### YOUR OBJECTIVE
Please determine how many lines of the material include the word "Kassen", and respond with nothing but that number.

### EXERCISE INPUTS
---+---

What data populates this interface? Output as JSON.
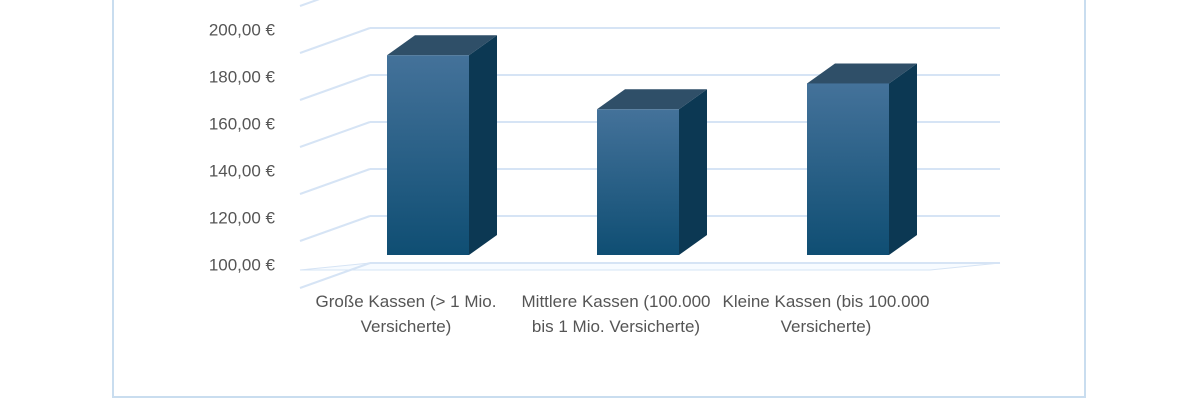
{
  "chart_data": {
    "type": "bar3d",
    "categories": [
      "Große Kassen (> 1 Mio. Versicherte)",
      "Mittlere Kassen (100.000 bis 1 Mio. Versicherte)",
      "Kleine Kassen (bis 100.000 Versicherte)"
    ],
    "values": [
      185,
      162,
      173
    ],
    "color": "#1a5a82",
    "ylim": [
      100,
      220
    ],
    "yticks": [
      {
        "value": 100,
        "label": "100,00 €"
      },
      {
        "value": 120,
        "label": "120,00 €"
      },
      {
        "value": 140,
        "label": "140,00 €"
      },
      {
        "value": 160,
        "label": "160,00 €"
      },
      {
        "value": 180,
        "label": "180,00 €"
      },
      {
        "value": 200,
        "label": "200,00 €"
      }
    ],
    "grid": true
  }
}
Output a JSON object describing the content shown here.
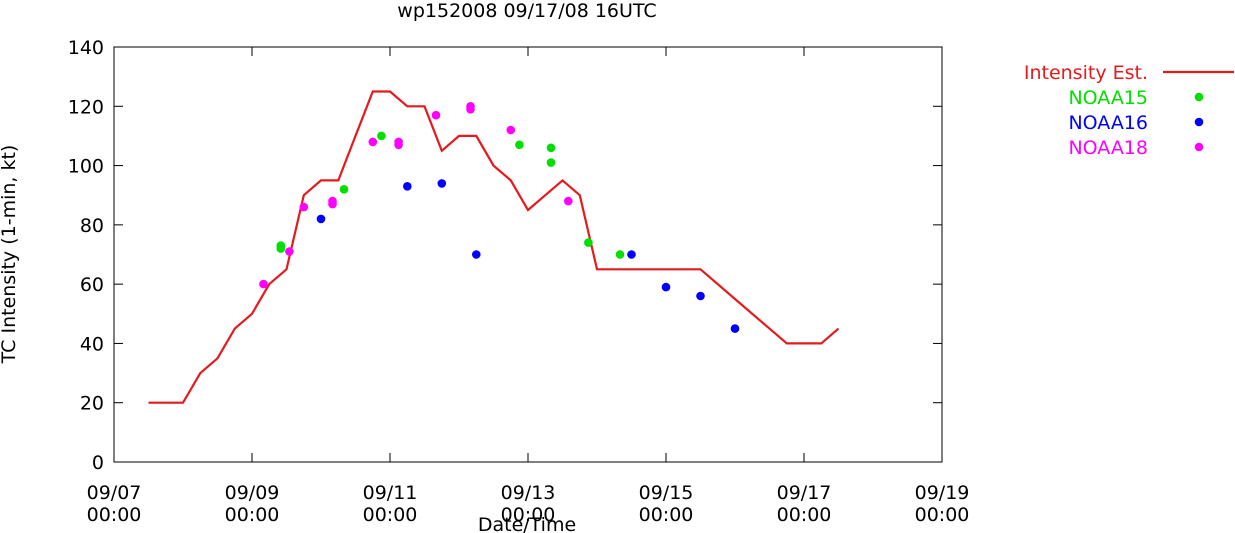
{
  "chart_data": {
    "type": "line",
    "title": "wp152008 09/17/08 16UTC",
    "xlabel": "Date/Time",
    "ylabel": "TC Intensity (1-min, kt)",
    "xlim": [
      "09/07 00:00",
      "09/19 00:00"
    ],
    "ylim": [
      0,
      140
    ],
    "grid": false,
    "legend_position": "top-right, outside plot",
    "x_ticks": [
      {
        "date": "09/07",
        "time": "00:00"
      },
      {
        "date": "09/09",
        "time": "00:00"
      },
      {
        "date": "09/11",
        "time": "00:00"
      },
      {
        "date": "09/13",
        "time": "00:00"
      },
      {
        "date": "09/15",
        "time": "00:00"
      },
      {
        "date": "09/17",
        "time": "00:00"
      },
      {
        "date": "09/19",
        "time": "00:00"
      }
    ],
    "y_ticks": [
      "0",
      "20",
      "40",
      "60",
      "80",
      "100",
      "120",
      "140"
    ],
    "series": [
      {
        "name": "Intensity Est.",
        "kind": "line",
        "color": "#e41a1c",
        "points": [
          [
            "09/07 12:00",
            20
          ],
          [
            "09/08 00:00",
            20
          ],
          [
            "09/08 06:00",
            30
          ],
          [
            "09/08 12:00",
            35
          ],
          [
            "09/08 18:00",
            45
          ],
          [
            "09/09 00:00",
            50
          ],
          [
            "09/09 06:00",
            60
          ],
          [
            "09/09 12:00",
            65
          ],
          [
            "09/09 18:00",
            90
          ],
          [
            "09/10 00:00",
            95
          ],
          [
            "09/10 06:00",
            95
          ],
          [
            "09/10 12:00",
            110
          ],
          [
            "09/10 18:00",
            125
          ],
          [
            "09/11 00:00",
            125
          ],
          [
            "09/11 06:00",
            120
          ],
          [
            "09/11 12:00",
            120
          ],
          [
            "09/11 18:00",
            105
          ],
          [
            "09/12 00:00",
            110
          ],
          [
            "09/12 06:00",
            110
          ],
          [
            "09/12 12:00",
            100
          ],
          [
            "09/12 18:00",
            95
          ],
          [
            "09/13 00:00",
            85
          ],
          [
            "09/13 06:00",
            90
          ],
          [
            "09/13 12:00",
            95
          ],
          [
            "09/13 18:00",
            90
          ],
          [
            "09/14 00:00",
            65
          ],
          [
            "09/14 06:00",
            65
          ],
          [
            "09/14 12:00",
            65
          ],
          [
            "09/14 18:00",
            65
          ],
          [
            "09/15 00:00",
            65
          ],
          [
            "09/15 12:00",
            65
          ],
          [
            "09/16 00:00",
            55
          ],
          [
            "09/16 12:00",
            45
          ],
          [
            "09/16 18:00",
            40
          ],
          [
            "09/17 00:00",
            40
          ],
          [
            "09/17 06:00",
            40
          ],
          [
            "09/17 12:00",
            45
          ]
        ]
      },
      {
        "name": "NOAA15",
        "kind": "scatter",
        "color": "#00e000",
        "points": [
          [
            "09/09 10:00",
            73
          ],
          [
            "09/09 10:00",
            72
          ],
          [
            "09/10 08:00",
            92
          ],
          [
            "09/10 21:00",
            110
          ],
          [
            "09/12 21:00",
            107
          ],
          [
            "09/13 08:00",
            106
          ],
          [
            "09/13 08:00",
            101
          ],
          [
            "09/13 21:00",
            74
          ],
          [
            "09/14 08:00",
            70
          ]
        ]
      },
      {
        "name": "NOAA16",
        "kind": "scatter",
        "color": "#0000ff",
        "points": [
          [
            "09/10 00:00",
            82
          ],
          [
            "09/11 06:00",
            93
          ],
          [
            "09/11 18:00",
            94
          ],
          [
            "09/12 06:00",
            70
          ],
          [
            "09/14 12:00",
            70
          ],
          [
            "09/15 00:00",
            59
          ],
          [
            "09/15 12:00",
            56
          ],
          [
            "09/16 00:00",
            45
          ]
        ]
      },
      {
        "name": "NOAA18",
        "kind": "scatter",
        "color": "#ff00ff",
        "points": [
          [
            "09/09 04:00",
            60
          ],
          [
            "09/09 13:00",
            71
          ],
          [
            "09/09 18:00",
            86
          ],
          [
            "09/10 04:00",
            88
          ],
          [
            "09/10 04:00",
            87
          ],
          [
            "09/10 18:00",
            108
          ],
          [
            "09/11 03:00",
            108
          ],
          [
            "09/11 03:00",
            107
          ],
          [
            "09/11 16:00",
            117
          ],
          [
            "09/12 04:00",
            120
          ],
          [
            "09/12 04:00",
            119
          ],
          [
            "09/12 18:00",
            112
          ],
          [
            "09/13 14:00",
            88
          ]
        ]
      }
    ]
  }
}
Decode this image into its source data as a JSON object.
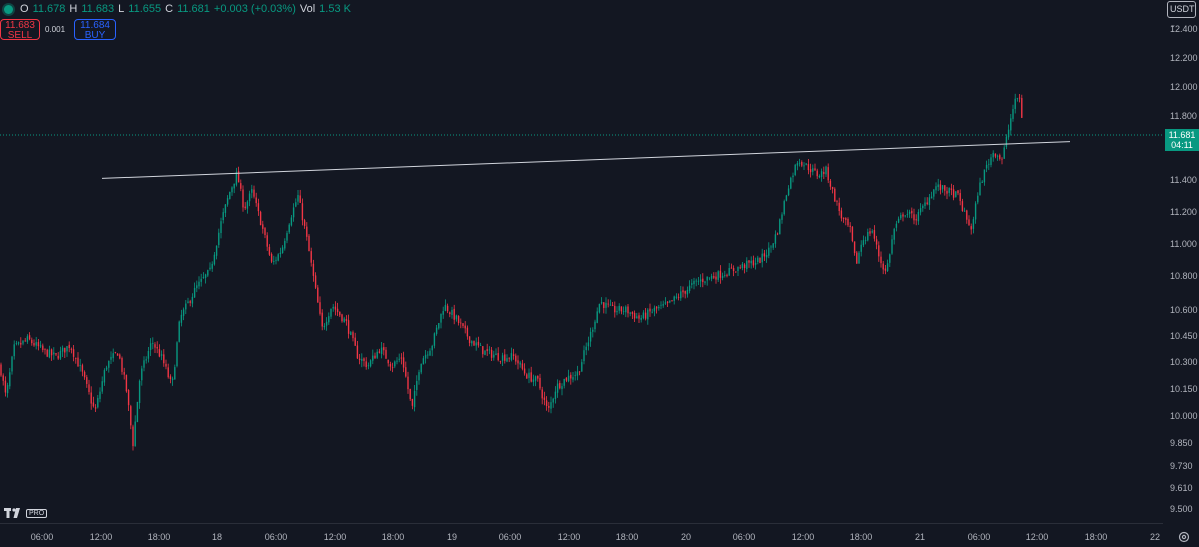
{
  "legend": {
    "open_label": "O",
    "open": "11.678",
    "high_label": "H",
    "high": "11.683",
    "low_label": "L",
    "low": "11.655",
    "close_label": "C",
    "close": "11.681",
    "change": "+0.003 (+0.03%)",
    "vol_label": "Vol",
    "vol": "1.53 K"
  },
  "trade": {
    "sell_price": "11.683",
    "sell_label": "SELL",
    "spread": "0.001",
    "buy_price": "11.684",
    "buy_label": "BUY"
  },
  "currency": "USDT",
  "last_price": {
    "price": "11.681",
    "countdown": "04:11"
  },
  "colors": {
    "up": "#089981",
    "down": "#f23645",
    "background": "#131722",
    "trendline": "#d1d4dc"
  },
  "chart_data": {
    "type": "candlestick",
    "price_ticks": [
      "12.400",
      "12.200",
      "12.000",
      "11.800",
      "11.681",
      "11.400",
      "11.200",
      "11.000",
      "10.800",
      "10.600",
      "10.450",
      "10.300",
      "10.150",
      "10.000",
      "9.850",
      "9.730",
      "9.610",
      "9.500"
    ],
    "time_ticks": [
      "06:00",
      "12:00",
      "18:00",
      "18",
      "06:00",
      "12:00",
      "18:00",
      "19",
      "06:00",
      "12:00",
      "18:00",
      "20",
      "06:00",
      "12:00",
      "18:00",
      "21",
      "06:00",
      "12:00",
      "18:00",
      "22"
    ],
    "path": [
      [
        0,
        10.28
      ],
      [
        6,
        10.1
      ],
      [
        14,
        10.38
      ],
      [
        28,
        10.43
      ],
      [
        44,
        10.36
      ],
      [
        56,
        10.33
      ],
      [
        70,
        10.4
      ],
      [
        82,
        10.24
      ],
      [
        95,
        10.02
      ],
      [
        106,
        10.28
      ],
      [
        118,
        10.36
      ],
      [
        126,
        10.16
      ],
      [
        133,
        9.85
      ],
      [
        140,
        10.22
      ],
      [
        152,
        10.42
      ],
      [
        162,
        10.32
      ],
      [
        172,
        10.16
      ],
      [
        180,
        10.55
      ],
      [
        196,
        10.73
      ],
      [
        210,
        10.83
      ],
      [
        222,
        11.16
      ],
      [
        230,
        11.33
      ],
      [
        237,
        11.44
      ],
      [
        244,
        11.22
      ],
      [
        252,
        11.33
      ],
      [
        262,
        11.11
      ],
      [
        272,
        10.87
      ],
      [
        282,
        10.97
      ],
      [
        290,
        11.16
      ],
      [
        298,
        11.3
      ],
      [
        306,
        11.06
      ],
      [
        314,
        10.77
      ],
      [
        322,
        10.49
      ],
      [
        332,
        10.63
      ],
      [
        346,
        10.53
      ],
      [
        358,
        10.33
      ],
      [
        368,
        10.28
      ],
      [
        380,
        10.38
      ],
      [
        392,
        10.28
      ],
      [
        402,
        10.33
      ],
      [
        412,
        10.03
      ],
      [
        420,
        10.3
      ],
      [
        432,
        10.4
      ],
      [
        444,
        10.63
      ],
      [
        456,
        10.55
      ],
      [
        470,
        10.43
      ],
      [
        484,
        10.36
      ],
      [
        500,
        10.33
      ],
      [
        514,
        10.33
      ],
      [
        526,
        10.23
      ],
      [
        538,
        10.19
      ],
      [
        548,
        10.02
      ],
      [
        556,
        10.16
      ],
      [
        566,
        10.21
      ],
      [
        578,
        10.24
      ],
      [
        590,
        10.45
      ],
      [
        600,
        10.65
      ],
      [
        612,
        10.6
      ],
      [
        626,
        10.6
      ],
      [
        640,
        10.55
      ],
      [
        654,
        10.6
      ],
      [
        668,
        10.63
      ],
      [
        682,
        10.7
      ],
      [
        698,
        10.77
      ],
      [
        714,
        10.8
      ],
      [
        730,
        10.83
      ],
      [
        746,
        10.87
      ],
      [
        760,
        10.9
      ],
      [
        770,
        10.97
      ],
      [
        778,
        11.09
      ],
      [
        788,
        11.36
      ],
      [
        798,
        11.53
      ],
      [
        808,
        11.48
      ],
      [
        818,
        11.43
      ],
      [
        826,
        11.46
      ],
      [
        834,
        11.3
      ],
      [
        842,
        11.16
      ],
      [
        850,
        11.09
      ],
      [
        856,
        10.87
      ],
      [
        862,
        11.02
      ],
      [
        872,
        11.09
      ],
      [
        880,
        10.9
      ],
      [
        886,
        10.82
      ],
      [
        894,
        11.09
      ],
      [
        904,
        11.2
      ],
      [
        916,
        11.16
      ],
      [
        926,
        11.26
      ],
      [
        936,
        11.36
      ],
      [
        948,
        11.33
      ],
      [
        958,
        11.3
      ],
      [
        966,
        11.16
      ],
      [
        972,
        11.09
      ],
      [
        978,
        11.33
      ],
      [
        986,
        11.48
      ],
      [
        994,
        11.58
      ],
      [
        1002,
        11.53
      ],
      [
        1008,
        11.7
      ],
      [
        1014,
        11.88
      ],
      [
        1019,
        11.95
      ],
      [
        1024,
        11.68
      ]
    ],
    "trendline": {
      "from": [
        102,
        11.41
      ],
      "to": [
        1070,
        11.64
      ]
    },
    "last_price": 11.681
  }
}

---+---

### SOLUTION TO THE PROBLEM
3